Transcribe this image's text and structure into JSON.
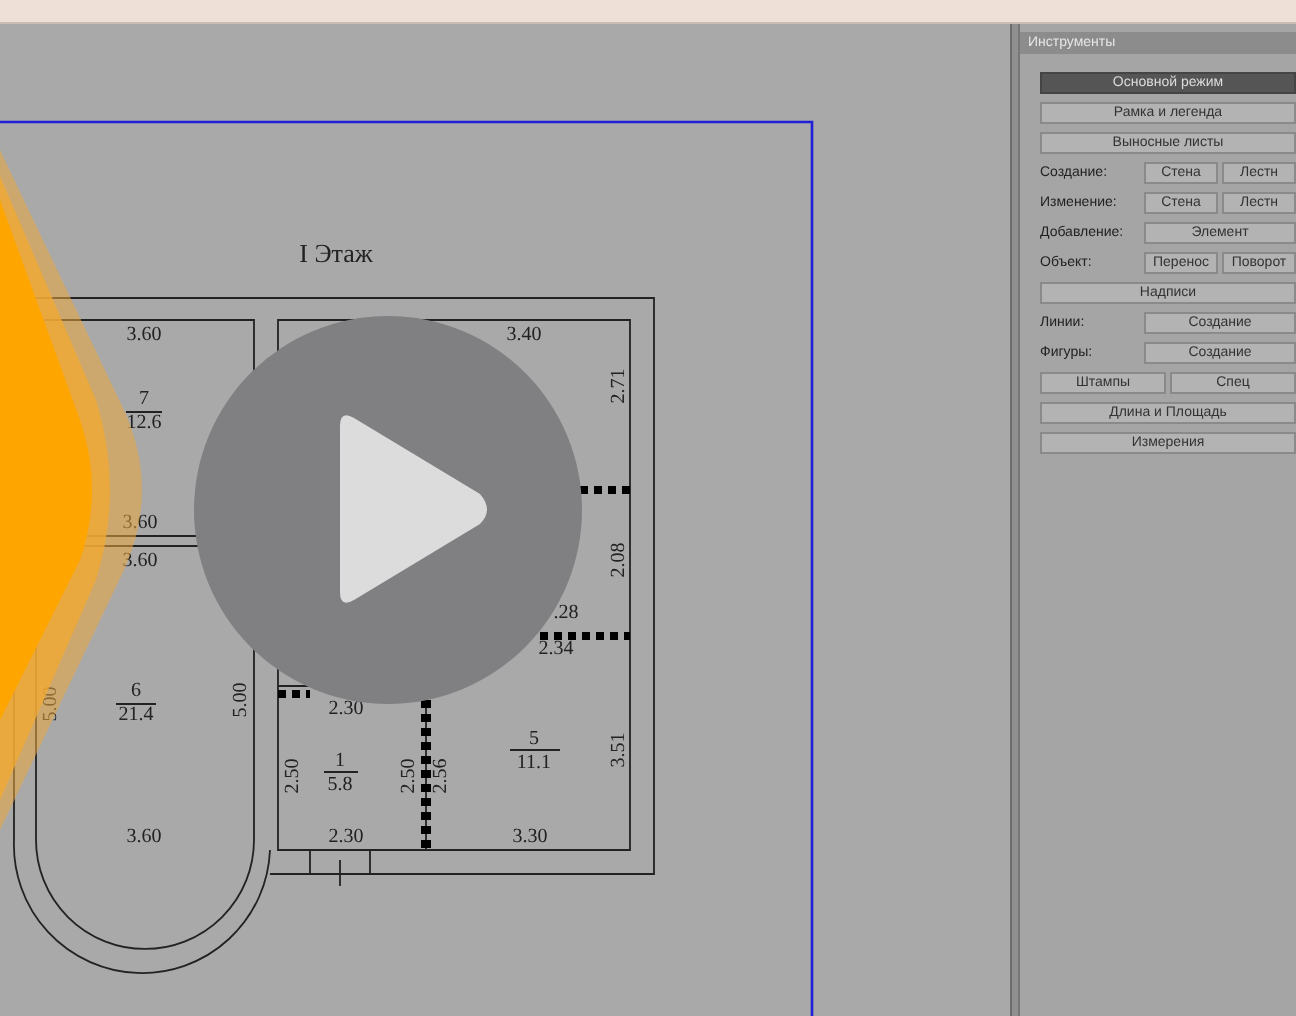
{
  "plan": {
    "title": "I Этаж",
    "labels": [
      {
        "text": "3.60",
        "kind": "h"
      },
      {
        "text": "7",
        "kind": "h"
      },
      {
        "text": "12.6",
        "kind": "h"
      },
      {
        "text": "3.40",
        "kind": "h"
      },
      {
        "text": "2.71",
        "kind": "v"
      },
      {
        "text": "3.60",
        "kind": "h"
      },
      {
        "text": "3.60",
        "kind": "h"
      },
      {
        "text": "2.08",
        "kind": "v"
      },
      {
        "text": ".28",
        "kind": "h"
      },
      {
        "text": "2.34",
        "kind": "h"
      },
      {
        "text": "6",
        "kind": "h"
      },
      {
        "text": "21.4",
        "kind": "h"
      },
      {
        "text": "5.00",
        "kind": "v"
      },
      {
        "text": "5.00",
        "kind": "v"
      },
      {
        "text": "2.30",
        "kind": "h"
      },
      {
        "text": "1",
        "kind": "h"
      },
      {
        "text": "5.8",
        "kind": "h"
      },
      {
        "text": "2.50",
        "kind": "v"
      },
      {
        "text": "2.50",
        "kind": "v"
      },
      {
        "text": "2.56",
        "kind": "v"
      },
      {
        "text": "5",
        "kind": "h"
      },
      {
        "text": "11.1",
        "kind": "h"
      },
      {
        "text": "3.51",
        "kind": "v"
      },
      {
        "text": "3.60",
        "kind": "h"
      },
      {
        "text": "2.30",
        "kind": "h"
      },
      {
        "text": "3.30",
        "kind": "h"
      }
    ]
  },
  "panel": {
    "title": "Инструменты",
    "rows": [
      {
        "kind": "button",
        "label": "Основной режим",
        "selected": true
      },
      {
        "kind": "button",
        "label": "Рамка и легенда",
        "selected": false
      },
      {
        "kind": "button",
        "label": "Выносные листы",
        "selected": false
      },
      {
        "kind": "labeled",
        "label": "Создание:",
        "buttons": [
          "Стена",
          "Лестн"
        ]
      },
      {
        "kind": "labeled",
        "label": "Изменение:",
        "buttons": [
          "Стена",
          "Лестн"
        ]
      },
      {
        "kind": "labeled",
        "label": "Добавление:",
        "buttons": [
          "Элемент"
        ]
      },
      {
        "kind": "labeled",
        "label": "Объект:",
        "buttons": [
          "Перенос",
          "Поворот"
        ]
      },
      {
        "kind": "button",
        "label": "Надписи",
        "selected": false
      },
      {
        "kind": "labeled",
        "label": "Линии:",
        "buttons": [
          "Создание"
        ]
      },
      {
        "kind": "labeled",
        "label": "Фигуры:",
        "buttons": [
          "Создание"
        ]
      },
      {
        "kind": "pair",
        "buttons": [
          "Штампы",
          "Спец"
        ]
      },
      {
        "kind": "button",
        "label": "Длина и Площадь",
        "selected": false
      },
      {
        "kind": "button",
        "label": "Измерения",
        "selected": false
      }
    ]
  }
}
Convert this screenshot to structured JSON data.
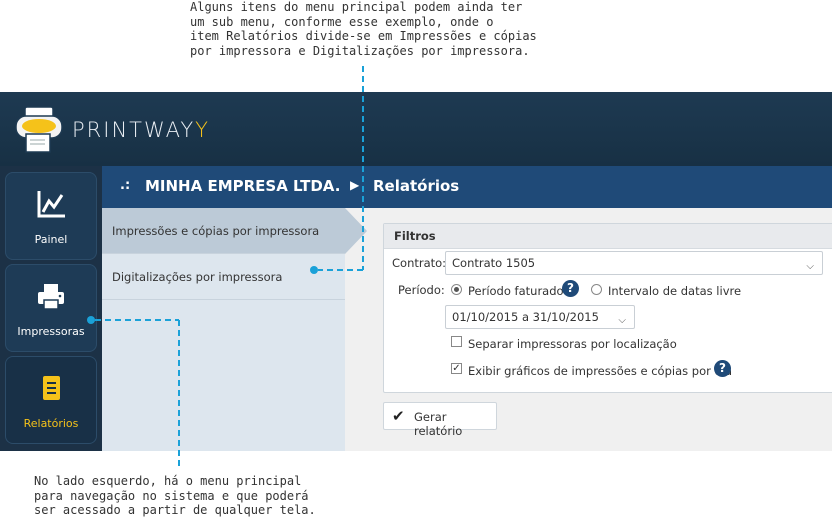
{
  "callouts": {
    "top": "Alguns itens do menu principal podem ainda ter\num sub menu, conforme esse exemplo, onde o\nitem Relatórios divide-se em Impressões e cópias\npor impressora e Digitalizações por impressora.",
    "bottom": "No lado esquerdo, há o menu principal\npara navegação no sistema e que poderá\nser acessado a partir de qualquer tela."
  },
  "brand": {
    "name_main": "PRINTWAY",
    "name_accent": "Y"
  },
  "nav": {
    "painel": "Painel",
    "impressoras": "Impressoras",
    "relatorios": "Relatórios"
  },
  "breadcrumb": {
    "prefix": ".:",
    "company": "MINHA EMPRESA LTDA.",
    "separator": "▶",
    "page": "Relatórios"
  },
  "submenu": {
    "items": [
      "Impressões e cópias por impressora",
      "Digitalizações por impressora"
    ]
  },
  "filters": {
    "title": "Filtros",
    "contract_label": "Contrato:",
    "contract_value": "Contrato 1505",
    "period_label": "Período:",
    "period_option_billed": "Período faturado",
    "period_option_free": "Intervalo de datas livre",
    "help": "?",
    "period_value": "01/10/2015 a 31/10/2015",
    "separate_by_location": "Separar impressoras por localização",
    "show_charts": "Exibir gráficos de impressões e cópias por dia",
    "show_charts_checked": true,
    "separate_checked": false
  },
  "actions": {
    "generate": "Gerar relatório"
  },
  "colors": {
    "header": "#1f4a78",
    "topbar": "#1e3a52",
    "accent_yellow": "#f5c21a",
    "dash": "#1aa1d8"
  }
}
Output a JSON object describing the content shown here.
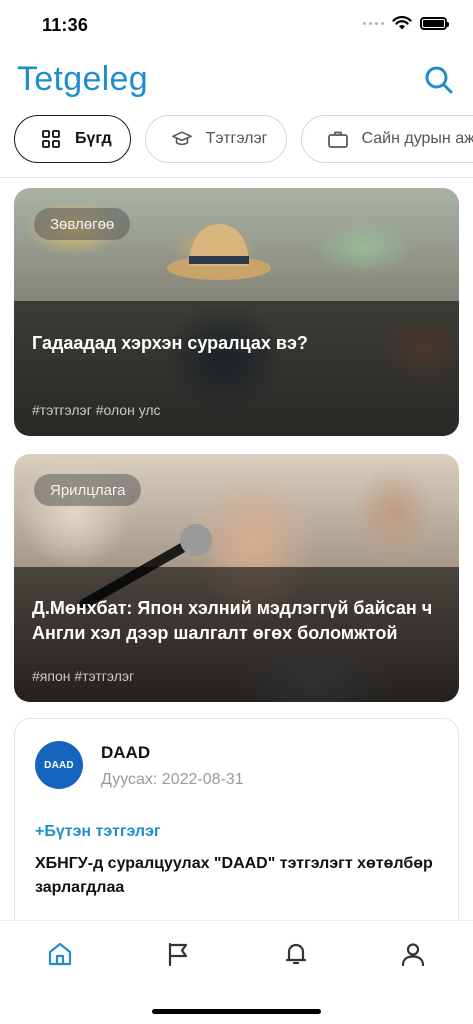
{
  "status_bar": {
    "time": "11:36"
  },
  "header": {
    "logo_text": "Tetgeleg"
  },
  "filters": [
    {
      "label": "Бүгд",
      "icon": "grid-icon",
      "active": true
    },
    {
      "label": "Тэтгэлэг",
      "icon": "graduation-cap-icon",
      "active": false
    },
    {
      "label": "Сайн дурын ажил",
      "icon": "briefcase-icon",
      "active": false
    }
  ],
  "articles": [
    {
      "tag": "Зөвлөгөө",
      "title": "Гадаадад хэрхэн суралцах вэ?",
      "hashtags": "#тэтгэлэг #олон улс"
    },
    {
      "tag": "Ярилцлага",
      "title": "Д.Мөнхбат: Япон хэлний мэдлэггүй байсан ч Англи хэл дээр шалгалт өгөх боломжтой",
      "hashtags": "#япон #тэтгэлэг"
    }
  ],
  "scholarship": {
    "logo_text": "DAAD",
    "org": "DAAD",
    "deadline": "Дуусах: 2022-08-31",
    "more": "+Бүтэн тэтгэлэг",
    "title": "ХБНГУ-д суралцуулах \"DAAD\" тэтгэлэгт хөтөлбөр зарлагдлаа"
  },
  "nav": [
    {
      "icon": "home-icon",
      "active": true
    },
    {
      "icon": "flag-icon",
      "active": false
    },
    {
      "icon": "bell-icon",
      "active": false
    },
    {
      "icon": "profile-icon",
      "active": false
    }
  ],
  "colors": {
    "brand": "#1f8ecf",
    "nav_active": "#1f8ecf",
    "logo_bg": "#1565c0"
  }
}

▬▬▬▬▬▬

WHAT YOU HAVE TO DO: Reproduce the whole listing word for word, setting aside any pictures.

COMPLETED TASK:
Transcribe this image's text and structure into JSON.
{
  "plan": {
    "title": "I Этаж",
    "labels": [
      {
        "text": "3.60",
        "kind": "h"
      },
      {
        "text": "7",
        "kind": "h"
      },
      {
        "text": "12.6",
        "kind": "h"
      },
      {
        "text": "3.40",
        "kind": "h"
      },
      {
        "text": "2.71",
        "kind": "v"
      },
      {
        "text": "3.60",
        "kind": "h"
      },
      {
        "text": "3.60",
        "kind": "h"
      },
      {
        "text": "2.08",
        "kind": "v"
      },
      {
        "text": ".28",
        "kind": "h"
      },
      {
        "text": "2.34",
        "kind": "h"
      },
      {
        "text": "6",
        "kind": "h"
      },
      {
        "text": "21.4",
        "kind": "h"
      },
      {
        "text": "5.00",
        "kind": "v"
      },
      {
        "text": "5.00",
        "kind": "v"
      },
      {
        "text": "2.30",
        "kind": "h"
      },
      {
        "text": "1",
        "kind": "h"
      },
      {
        "text": "5.8",
        "kind": "h"
      },
      {
        "text": "2.50",
        "kind": "v"
      },
      {
        "text": "2.50",
        "kind": "v"
      },
      {
        "text": "2.56",
        "kind": "v"
      },
      {
        "text": "5",
        "kind": "h"
      },
      {
        "text": "11.1",
        "kind": "h"
      },
      {
        "text": "3.51",
        "kind": "v"
      },
      {
        "text": "3.60",
        "kind": "h"
      },
      {
        "text": "2.30",
        "kind": "h"
      },
      {
        "text": "3.30",
        "kind": "h"
      }
    ]
  },
  "panel": {
    "title": "Инструменты",
    "rows": [
      {
        "kind": "button",
        "label": "Основной режим",
        "selected": true
      },
      {
        "kind": "button",
        "label": "Рамка и легенда",
        "selected": false
      },
      {
        "kind": "button",
        "label": "Выносные листы",
        "selected": false
      },
      {
        "kind": "labeled",
        "label": "Создание:",
        "buttons": [
          "Стена",
          "Лестн"
        ]
      },
      {
        "kind": "labeled",
        "label": "Изменение:",
        "buttons": [
          "Стена",
          "Лестн"
        ]
      },
      {
        "kind": "labeled",
        "label": "Добавление:",
        "buttons": [
          "Элемент"
        ]
      },
      {
        "kind": "labeled",
        "label": "Объект:",
        "buttons": [
          "Перенос",
          "Поворот"
        ]
      },
      {
        "kind": "button",
        "label": "Надписи",
        "selected": false
      },
      {
        "kind": "labeled",
        "label": "Линии:",
        "buttons": [
          "Создание"
        ]
      },
      {
        "kind": "labeled",
        "label": "Фигуры:",
        "buttons": [
          "Создание"
        ]
      },
      {
        "kind": "pair",
        "buttons": [
          "Штампы",
          "Спец"
        ]
      },
      {
        "kind": "button",
        "label": "Длина и Площадь",
        "selected": false
      },
      {
        "kind": "button",
        "label": "Измерения",
        "selected": false
      }
    ]
  }
}
Convert this screenshot to structured JSON data.
{
  "callouts": {
    "top": "Alguns itens do menu principal podem ainda ter\num sub menu, conforme esse exemplo, onde o\nitem Relatórios divide-se em Impressões e cópias\npor impressora e Digitalizações por impressora.",
    "bottom": "No lado esquerdo, há o menu principal\npara navegação no sistema e que poderá\nser acessado a partir de qualquer tela."
  },
  "brand": {
    "name_main": "PRINTWAY",
    "name_accent": "Y"
  },
  "nav": {
    "painel": "Painel",
    "impressoras": "Impressoras",
    "relatorios": "Relatórios"
  },
  "breadcrumb": {
    "prefix": ".:",
    "company": "MINHA EMPRESA LTDA.",
    "separator": "▶",
    "page": "Relatórios"
  },
  "submenu": {
    "items": [
      "Impressões e cópias por impressora",
      "Digitalizações por impressora"
    ]
  },
  "filters": {
    "title": "Filtros",
    "contract_label": "Contrato:",
    "contract_value": "Contrato 1505",
    "period_label": "Período:",
    "period_option_billed": "Período faturado",
    "period_option_free": "Intervalo de datas livre",
    "help": "?",
    "period_value": "01/10/2015 a 31/10/2015",
    "separate_by_location": "Separar impressoras por localização",
    "show_charts": "Exibir gráficos de impressões e cópias por dia",
    "show_charts_checked": true,
    "separate_checked": false
  },
  "actions": {
    "generate": "Gerar relatório"
  },
  "colors": {
    "header": "#1f4a78",
    "topbar": "#1e3a52",
    "accent_yellow": "#f5c21a",
    "dash": "#1aa1d8"
  }
}
Output a JSON object describing the content shown here.
{
  "status_bar": {
    "time": "11:36"
  },
  "header": {
    "logo_text": "Tetgeleg"
  },
  "filters": [
    {
      "label": "Бүгд",
      "icon": "grid-icon",
      "active": true
    },
    {
      "label": "Тэтгэлэг",
      "icon": "graduation-cap-icon",
      "active": false
    },
    {
      "label": "Сайн дурын ажил",
      "icon": "briefcase-icon",
      "active": false
    }
  ],
  "articles": [
    {
      "tag": "Зөвлөгөө",
      "title": "Гадаадад хэрхэн суралцах вэ?",
      "hashtags": "#тэтгэлэг #олон улс"
    },
    {
      "tag": "Ярилцлага",
      "title": "Д.Мөнхбат: Япон хэлний мэдлэггүй байсан ч Англи хэл дээр шалгалт өгөх боломжтой",
      "hashtags": "#япон #тэтгэлэг"
    }
  ],
  "scholarship": {
    "logo_text": "DAAD",
    "org": "DAAD",
    "deadline": "Дуусах: 2022-08-31",
    "more": "+Бүтэн тэтгэлэг",
    "title": "ХБНГУ-д суралцуулах \"DAAD\" тэтгэлэгт хөтөлбөр зарлагдлаа"
  },
  "nav": [
    {
      "icon": "home-icon",
      "active": true
    },
    {
      "icon": "flag-icon",
      "active": false
    },
    {
      "icon": "bell-icon",
      "active": false
    },
    {
      "icon": "profile-icon",
      "active": false
    }
  ],
  "colors": {
    "brand": "#1f8ecf",
    "nav_active": "#1f8ecf",
    "logo_bg": "#1565c0"
  }
}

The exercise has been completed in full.